* Start MATERIAL PROVIDED *

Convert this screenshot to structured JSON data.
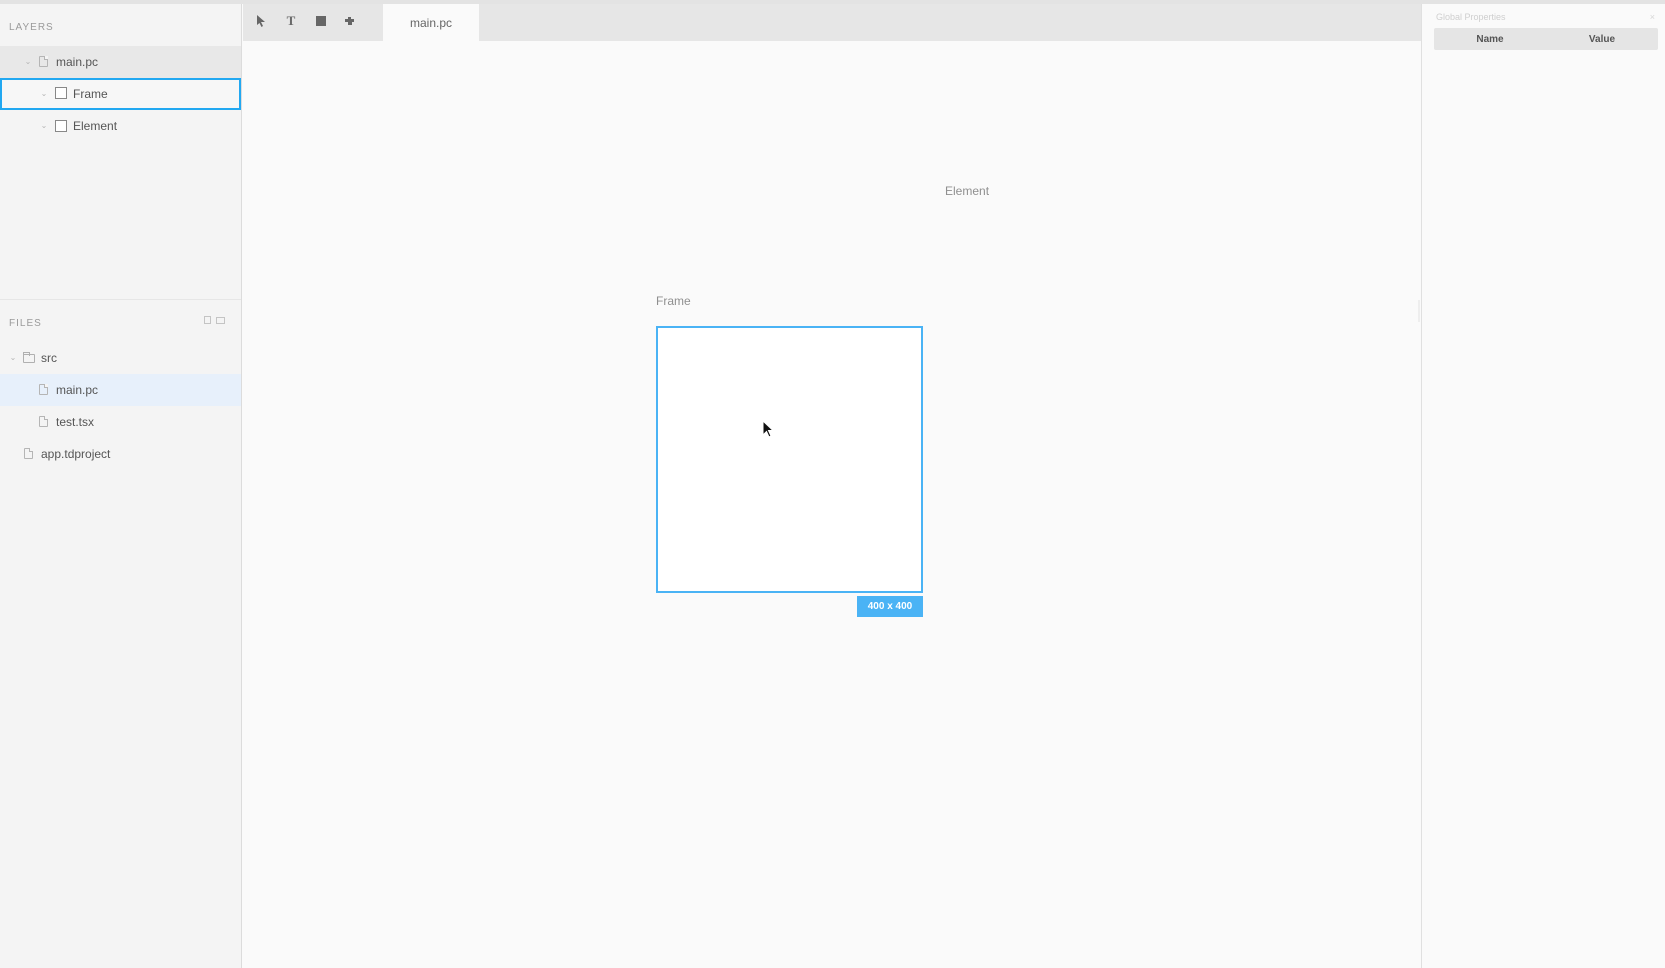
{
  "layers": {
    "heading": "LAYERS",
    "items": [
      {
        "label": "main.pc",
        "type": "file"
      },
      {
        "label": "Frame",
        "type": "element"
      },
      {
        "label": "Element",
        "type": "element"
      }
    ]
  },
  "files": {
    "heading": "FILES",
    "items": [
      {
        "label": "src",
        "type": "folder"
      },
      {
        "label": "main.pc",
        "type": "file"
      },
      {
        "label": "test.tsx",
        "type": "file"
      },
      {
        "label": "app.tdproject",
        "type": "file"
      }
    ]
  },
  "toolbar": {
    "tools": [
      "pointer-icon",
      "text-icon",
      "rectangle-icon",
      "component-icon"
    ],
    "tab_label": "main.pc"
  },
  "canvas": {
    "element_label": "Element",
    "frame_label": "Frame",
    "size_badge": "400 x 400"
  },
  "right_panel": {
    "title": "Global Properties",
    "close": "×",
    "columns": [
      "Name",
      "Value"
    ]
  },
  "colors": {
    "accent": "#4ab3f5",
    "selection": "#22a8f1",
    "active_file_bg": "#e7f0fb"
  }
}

* End MATERIAL PROVIDED *

- BRIEF: Search the lines for "icon". Copy each line that has it.

- FINISHED ANSWER:
      "pointer-icon",
      "text-icon",
      "rectangle-icon",
      "component-icon"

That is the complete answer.